» Exercise task
Only the lines holding the string "Boundary" are needed. Copy each one.

» Dataset records
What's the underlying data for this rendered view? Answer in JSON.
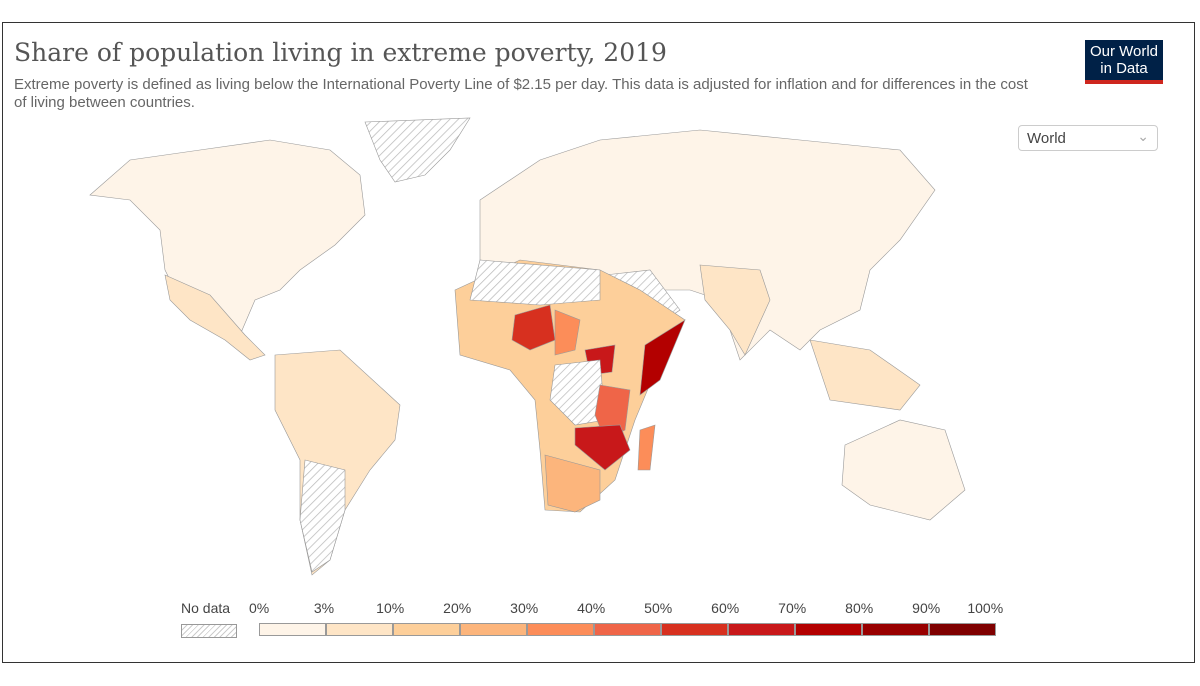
{
  "header": {
    "title": "Share of population living in extreme poverty, 2019",
    "subtitle": "Extreme poverty is defined as living below the International Poverty Line of $2.15 per day. This data is adjusted for inflation and for differences in the cost of living between countries.",
    "logo": "Our World in Data"
  },
  "region_select": {
    "value": "World",
    "icon": "chevron-down-icon"
  },
  "legend": {
    "no_data_label": "No data",
    "ticks": [
      "0%",
      "3%",
      "10%",
      "20%",
      "30%",
      "40%",
      "50%",
      "60%",
      "70%",
      "80%",
      "90%",
      "100%"
    ],
    "colors": [
      "#fef4e8",
      "#fee5c6",
      "#fdcf9a",
      "#fcb57c",
      "#fc8d59",
      "#ef6548",
      "#d7301f",
      "#c8181a",
      "#b30000",
      "#990000",
      "#7f0000"
    ]
  }
}
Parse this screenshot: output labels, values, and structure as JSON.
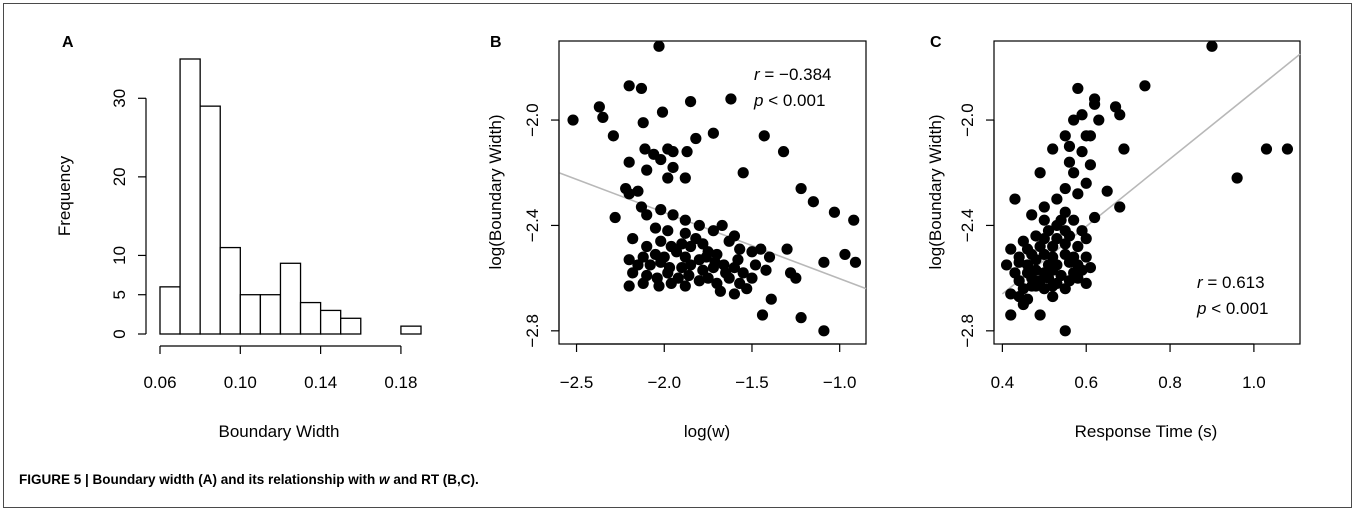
{
  "caption": {
    "prefix": "FIGURE 5 | Boundary width (A) and its relationship with ",
    "w": "w",
    "suffix": " and RT (B,C)."
  },
  "colors": {
    "points": "#000000",
    "fit_line": "#b8b8b8",
    "bars_fill": "#ffffff",
    "axis": "#000000"
  },
  "chart_data": [
    {
      "panel": "A",
      "type": "bar",
      "xlabel": "Boundary Width",
      "ylabel": "Frequency",
      "xlim": [
        0.06,
        0.19
      ],
      "ylim": [
        0,
        35
      ],
      "x_ticks": [
        "0.06",
        "0.10",
        "0.14",
        "0.18"
      ],
      "y_ticks": [
        "0",
        "5",
        "10",
        "20",
        "30"
      ],
      "bins": [
        {
          "from": 0.06,
          "to": 0.07,
          "count": 6
        },
        {
          "from": 0.07,
          "to": 0.08,
          "count": 35
        },
        {
          "from": 0.08,
          "to": 0.09,
          "count": 29
        },
        {
          "from": 0.09,
          "to": 0.1,
          "count": 11
        },
        {
          "from": 0.1,
          "to": 0.11,
          "count": 5
        },
        {
          "from": 0.11,
          "to": 0.12,
          "count": 5
        },
        {
          "from": 0.12,
          "to": 0.13,
          "count": 9
        },
        {
          "from": 0.13,
          "to": 0.14,
          "count": 4
        },
        {
          "from": 0.14,
          "to": 0.15,
          "count": 3
        },
        {
          "from": 0.15,
          "to": 0.16,
          "count": 2
        },
        {
          "from": 0.16,
          "to": 0.17,
          "count": 0
        },
        {
          "from": 0.17,
          "to": 0.18,
          "count": 0
        },
        {
          "from": 0.18,
          "to": 0.19,
          "count": 1
        }
      ]
    },
    {
      "panel": "B",
      "type": "scatter",
      "xlabel": "log(w)",
      "ylabel": "log(Boundary Width)",
      "xlim": [
        -2.6,
        -0.85
      ],
      "ylim": [
        -2.85,
        -1.7
      ],
      "x_ticks": [
        "-2.5",
        "-2.0",
        "-1.5",
        "-1.0"
      ],
      "y_ticks": [
        "-2.8",
        "-2.4",
        "-2.0"
      ],
      "stat_r": "−0.384",
      "stat_p": "< 0.001",
      "fit_line": {
        "x": [
          -2.6,
          -0.85
        ],
        "y": [
          -2.2,
          -2.64
        ]
      },
      "points": [
        [
          -2.03,
          -1.72
        ],
        [
          -2.52,
          -2.0
        ],
        [
          -2.37,
          -1.95
        ],
        [
          -2.35,
          -1.99
        ],
        [
          -2.29,
          -2.06
        ],
        [
          -2.2,
          -1.87
        ],
        [
          -2.13,
          -1.88
        ],
        [
          -2.01,
          -1.97
        ],
        [
          -2.12,
          -2.01
        ],
        [
          -1.85,
          -1.93
        ],
        [
          -1.72,
          -2.05
        ],
        [
          -1.62,
          -1.92
        ],
        [
          -1.43,
          -2.06
        ],
        [
          -1.32,
          -2.12
        ],
        [
          -2.11,
          -2.11
        ],
        [
          -2.06,
          -2.13
        ],
        [
          -1.98,
          -2.11
        ],
        [
          -1.95,
          -2.12
        ],
        [
          -1.87,
          -2.12
        ],
        [
          -1.82,
          -2.07
        ],
        [
          -2.2,
          -2.16
        ],
        [
          -2.1,
          -2.19
        ],
        [
          -2.02,
          -2.15
        ],
        [
          -1.95,
          -2.18
        ],
        [
          -2.22,
          -2.26
        ],
        [
          -2.15,
          -2.27
        ],
        [
          -1.98,
          -2.22
        ],
        [
          -1.88,
          -2.22
        ],
        [
          -1.55,
          -2.2
        ],
        [
          -1.22,
          -2.26
        ],
        [
          -1.15,
          -2.31
        ],
        [
          -1.03,
          -2.35
        ],
        [
          -0.92,
          -2.38
        ],
        [
          -2.2,
          -2.28
        ],
        [
          -2.13,
          -2.33
        ],
        [
          -2.1,
          -2.36
        ],
        [
          -2.02,
          -2.34
        ],
        [
          -1.95,
          -2.36
        ],
        [
          -2.28,
          -2.37
        ],
        [
          -1.88,
          -2.38
        ],
        [
          -1.8,
          -2.4
        ],
        [
          -1.72,
          -2.42
        ],
        [
          -1.67,
          -2.4
        ],
        [
          -1.6,
          -2.44
        ],
        [
          -2.05,
          -2.41
        ],
        [
          -1.98,
          -2.42
        ],
        [
          -1.88,
          -2.43
        ],
        [
          -1.82,
          -2.45
        ],
        [
          -1.78,
          -2.47
        ],
        [
          -2.18,
          -2.45
        ],
        [
          -2.1,
          -2.48
        ],
        [
          -2.02,
          -2.46
        ],
        [
          -1.96,
          -2.48
        ],
        [
          -1.9,
          -2.47
        ],
        [
          -1.85,
          -2.48
        ],
        [
          -1.75,
          -2.5
        ],
        [
          -1.7,
          -2.51
        ],
        [
          -1.63,
          -2.46
        ],
        [
          -1.57,
          -2.49
        ],
        [
          -1.5,
          -2.5
        ],
        [
          -1.45,
          -2.49
        ],
        [
          -1.4,
          -2.52
        ],
        [
          -2.12,
          -2.52
        ],
        [
          -2.05,
          -2.51
        ],
        [
          -2.0,
          -2.52
        ],
        [
          -1.93,
          -2.5
        ],
        [
          -1.88,
          -2.52
        ],
        [
          -1.8,
          -2.53
        ],
        [
          -1.76,
          -2.52
        ],
        [
          -1.71,
          -2.54
        ],
        [
          -1.66,
          -2.55
        ],
        [
          -1.58,
          -2.53
        ],
        [
          -2.2,
          -2.53
        ],
        [
          -2.15,
          -2.55
        ],
        [
          -2.08,
          -2.55
        ],
        [
          -2.02,
          -2.54
        ],
        [
          -1.97,
          -2.56
        ],
        [
          -1.9,
          -2.56
        ],
        [
          -1.85,
          -2.55
        ],
        [
          -1.78,
          -2.57
        ],
        [
          -1.72,
          -2.56
        ],
        [
          -1.65,
          -2.58
        ],
        [
          -1.6,
          -2.56
        ],
        [
          -1.55,
          -2.58
        ],
        [
          -1.48,
          -2.55
        ],
        [
          -1.42,
          -2.57
        ],
        [
          -2.18,
          -2.58
        ],
        [
          -2.1,
          -2.59
        ],
        [
          -2.04,
          -2.6
        ],
        [
          -1.98,
          -2.58
        ],
        [
          -1.92,
          -2.6
        ],
        [
          -1.86,
          -2.59
        ],
        [
          -1.8,
          -2.61
        ],
        [
          -1.75,
          -2.6
        ],
        [
          -1.7,
          -2.62
        ],
        [
          -1.63,
          -2.6
        ],
        [
          -1.57,
          -2.62
        ],
        [
          -1.5,
          -2.6
        ],
        [
          -2.2,
          -2.63
        ],
        [
          -2.12,
          -2.62
        ],
        [
          -2.03,
          -2.63
        ],
        [
          -1.96,
          -2.62
        ],
        [
          -1.88,
          -2.63
        ],
        [
          -1.68,
          -2.65
        ],
        [
          -1.6,
          -2.66
        ],
        [
          -1.53,
          -2.64
        ],
        [
          -1.28,
          -2.58
        ],
        [
          -1.25,
          -2.6
        ],
        [
          -1.39,
          -2.68
        ],
        [
          -1.44,
          -2.74
        ],
        [
          -1.22,
          -2.75
        ],
        [
          -1.09,
          -2.8
        ],
        [
          -1.09,
          -2.54
        ],
        [
          -0.97,
          -2.51
        ],
        [
          -0.91,
          -2.54
        ],
        [
          -1.3,
          -2.49
        ]
      ]
    },
    {
      "panel": "C",
      "type": "scatter",
      "xlabel": "Response Time (s)",
      "ylabel": "log(Boundary Width)",
      "xlim": [
        0.38,
        1.11
      ],
      "ylim": [
        -2.85,
        -1.7
      ],
      "x_ticks": [
        "0.4",
        "0.6",
        "0.8",
        "1.0"
      ],
      "y_ticks": [
        "-2.8",
        "-2.4",
        "-2.0"
      ],
      "stat_r": "0.613",
      "stat_p": "< 0.001",
      "fit_line": {
        "x": [
          0.4,
          1.11
        ],
        "y": [
          -2.66,
          -1.75
        ]
      },
      "points": [
        [
          0.9,
          -1.72
        ],
        [
          0.74,
          -1.87
        ],
        [
          0.58,
          -1.88
        ],
        [
          0.62,
          -1.92
        ],
        [
          0.62,
          -1.94
        ],
        [
          0.67,
          -1.95
        ],
        [
          0.59,
          -1.98
        ],
        [
          0.57,
          -2.0
        ],
        [
          0.63,
          -2.0
        ],
        [
          0.68,
          -1.98
        ],
        [
          0.55,
          -2.06
        ],
        [
          0.6,
          -2.06
        ],
        [
          0.61,
          -2.06
        ],
        [
          0.59,
          -2.12
        ],
        [
          0.56,
          -2.1
        ],
        [
          0.69,
          -2.11
        ],
        [
          0.52,
          -2.11
        ],
        [
          0.56,
          -2.16
        ],
        [
          0.61,
          -2.17
        ],
        [
          0.57,
          -2.2
        ],
        [
          0.49,
          -2.2
        ],
        [
          0.6,
          -2.24
        ],
        [
          0.55,
          -2.26
        ],
        [
          0.58,
          -2.28
        ],
        [
          0.53,
          -2.3
        ],
        [
          0.5,
          -2.33
        ],
        [
          0.55,
          -2.35
        ],
        [
          0.43,
          -2.3
        ],
        [
          0.65,
          -2.27
        ],
        [
          0.62,
          -2.37
        ],
        [
          0.47,
          -2.36
        ],
        [
          0.5,
          -2.38
        ],
        [
          0.53,
          -2.4
        ],
        [
          0.57,
          -2.38
        ],
        [
          0.59,
          -2.42
        ],
        [
          0.55,
          -2.42
        ],
        [
          0.51,
          -2.42
        ],
        [
          0.48,
          -2.44
        ],
        [
          0.45,
          -2.46
        ],
        [
          0.5,
          -2.45
        ],
        [
          0.53,
          -2.45
        ],
        [
          0.56,
          -2.44
        ],
        [
          0.6,
          -2.45
        ],
        [
          0.42,
          -2.49
        ],
        [
          0.46,
          -2.49
        ],
        [
          0.49,
          -2.48
        ],
        [
          0.52,
          -2.48
        ],
        [
          0.55,
          -2.47
        ],
        [
          0.58,
          -2.48
        ],
        [
          0.44,
          -2.52
        ],
        [
          0.47,
          -2.51
        ],
        [
          0.5,
          -2.51
        ],
        [
          0.52,
          -2.52
        ],
        [
          0.55,
          -2.51
        ],
        [
          0.57,
          -2.52
        ],
        [
          0.6,
          -2.52
        ],
        [
          0.41,
          -2.55
        ],
        [
          0.44,
          -2.54
        ],
        [
          0.46,
          -2.55
        ],
        [
          0.48,
          -2.53
        ],
        [
          0.51,
          -2.55
        ],
        [
          0.53,
          -2.55
        ],
        [
          0.56,
          -2.54
        ],
        [
          0.58,
          -2.55
        ],
        [
          0.43,
          -2.58
        ],
        [
          0.46,
          -2.58
        ],
        [
          0.48,
          -2.57
        ],
        [
          0.5,
          -2.58
        ],
        [
          0.52,
          -2.57
        ],
        [
          0.54,
          -2.59
        ],
        [
          0.57,
          -2.58
        ],
        [
          0.59,
          -2.57
        ],
        [
          0.44,
          -2.61
        ],
        [
          0.47,
          -2.6
        ],
        [
          0.49,
          -2.61
        ],
        [
          0.51,
          -2.6
        ],
        [
          0.53,
          -2.62
        ],
        [
          0.56,
          -2.61
        ],
        [
          0.58,
          -2.6
        ],
        [
          0.6,
          -2.62
        ],
        [
          0.45,
          -2.64
        ],
        [
          0.48,
          -2.63
        ],
        [
          0.5,
          -2.64
        ],
        [
          0.52,
          -2.63
        ],
        [
          0.55,
          -2.64
        ],
        [
          0.42,
          -2.66
        ],
        [
          0.44,
          -2.67
        ],
        [
          0.46,
          -2.68
        ],
        [
          0.52,
          -2.67
        ],
        [
          0.45,
          -2.7
        ],
        [
          0.42,
          -2.74
        ],
        [
          0.49,
          -2.74
        ],
        [
          0.55,
          -2.8
        ],
        [
          0.68,
          -2.33
        ],
        [
          0.96,
          -2.22
        ],
        [
          1.03,
          -2.11
        ],
        [
          1.08,
          -2.11
        ],
        [
          0.54,
          -2.38
        ],
        [
          0.61,
          -2.56
        ],
        [
          0.47,
          -2.63
        ]
      ]
    }
  ]
}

» Final result
    "prefix": "FIGURE 5 | Boundary width (A) and its relationship with ",
      "xlabel": "Boundary Width",
      "ylabel": "log(Boundary Width)",
      "ylabel": "log(Boundary Width)",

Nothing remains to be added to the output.